--- Extracted entries ---
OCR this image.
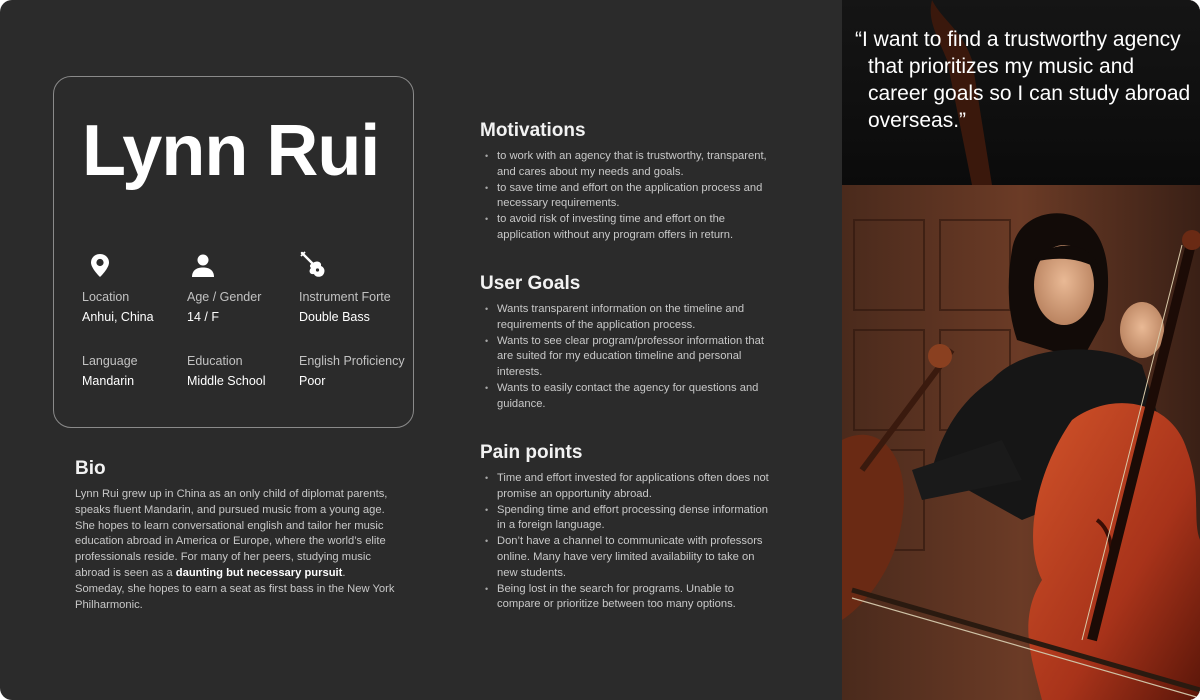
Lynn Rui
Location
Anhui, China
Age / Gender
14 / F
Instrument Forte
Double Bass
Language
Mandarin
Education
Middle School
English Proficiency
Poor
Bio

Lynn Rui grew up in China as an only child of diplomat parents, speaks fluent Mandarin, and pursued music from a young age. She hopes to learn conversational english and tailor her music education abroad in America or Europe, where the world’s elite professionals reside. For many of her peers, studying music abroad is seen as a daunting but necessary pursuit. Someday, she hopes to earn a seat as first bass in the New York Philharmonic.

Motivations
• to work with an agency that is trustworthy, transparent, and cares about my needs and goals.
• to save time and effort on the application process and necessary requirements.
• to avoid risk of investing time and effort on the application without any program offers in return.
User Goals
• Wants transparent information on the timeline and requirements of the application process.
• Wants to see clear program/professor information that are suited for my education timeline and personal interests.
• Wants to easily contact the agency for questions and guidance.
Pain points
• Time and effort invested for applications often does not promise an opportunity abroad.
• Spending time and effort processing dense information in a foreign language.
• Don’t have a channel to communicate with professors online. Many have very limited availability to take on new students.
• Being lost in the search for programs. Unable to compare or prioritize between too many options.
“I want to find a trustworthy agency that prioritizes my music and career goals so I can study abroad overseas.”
---
--- Extracted entries ---
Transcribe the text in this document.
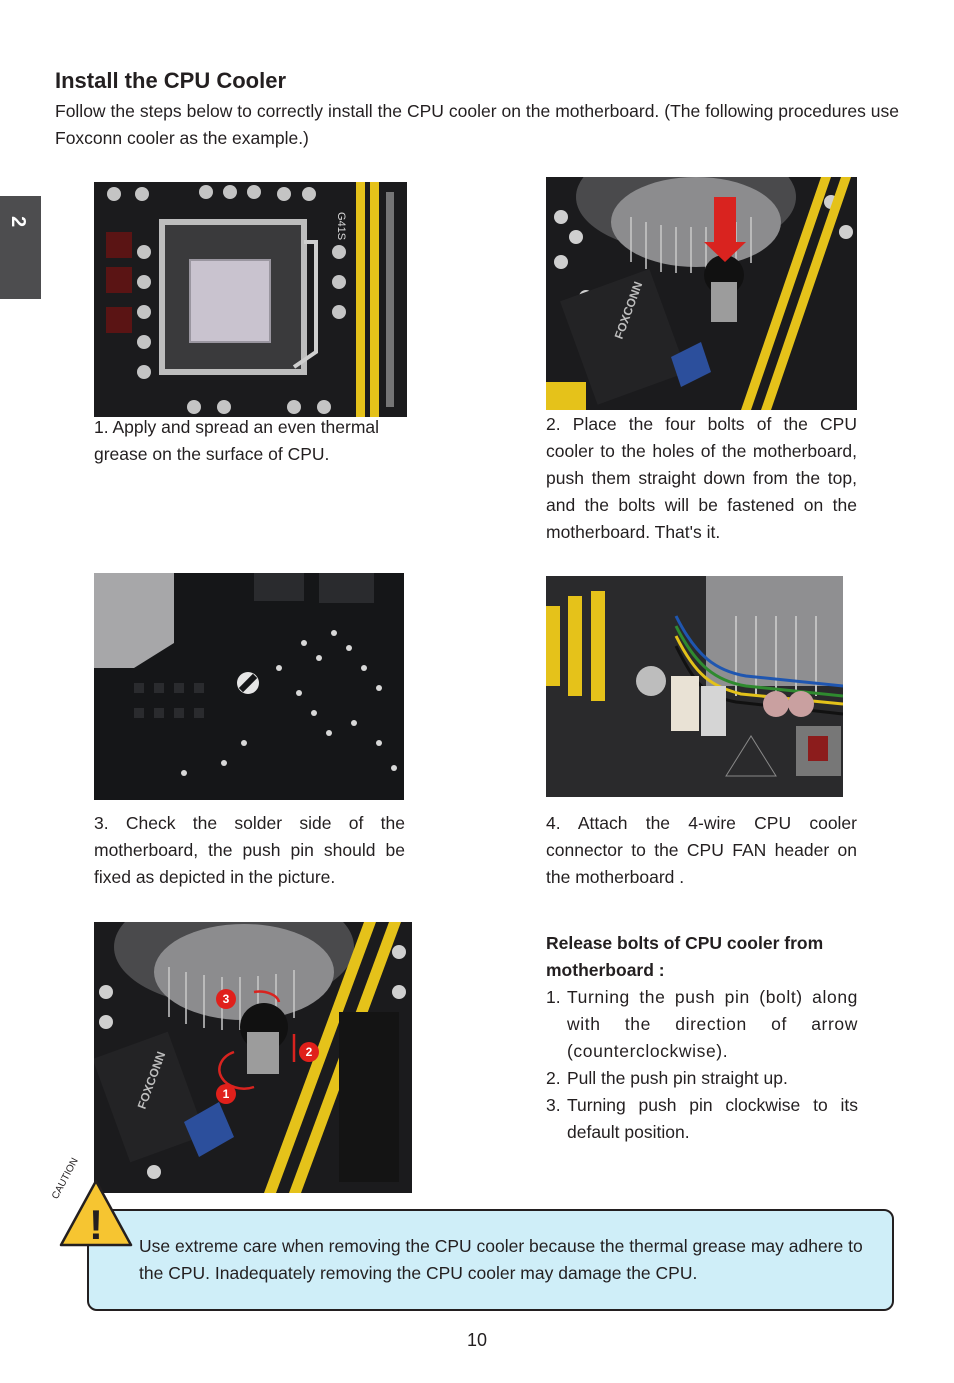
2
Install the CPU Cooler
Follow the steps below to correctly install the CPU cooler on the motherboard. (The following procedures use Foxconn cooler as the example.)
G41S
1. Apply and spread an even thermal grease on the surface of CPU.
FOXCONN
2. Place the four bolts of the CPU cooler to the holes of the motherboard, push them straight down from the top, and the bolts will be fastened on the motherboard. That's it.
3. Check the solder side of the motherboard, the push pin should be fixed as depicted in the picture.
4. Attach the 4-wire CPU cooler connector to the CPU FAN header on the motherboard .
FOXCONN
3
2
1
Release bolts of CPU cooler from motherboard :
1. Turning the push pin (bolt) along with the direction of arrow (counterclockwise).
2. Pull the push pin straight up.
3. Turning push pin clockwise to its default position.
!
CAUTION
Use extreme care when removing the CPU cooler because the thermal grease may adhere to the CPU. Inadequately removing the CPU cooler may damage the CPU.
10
---
**Set task**. Looking at the data above, show all lines where the word "this" occurs.

**Exercise result**.
OCR this image.
Transcribe the text in this document.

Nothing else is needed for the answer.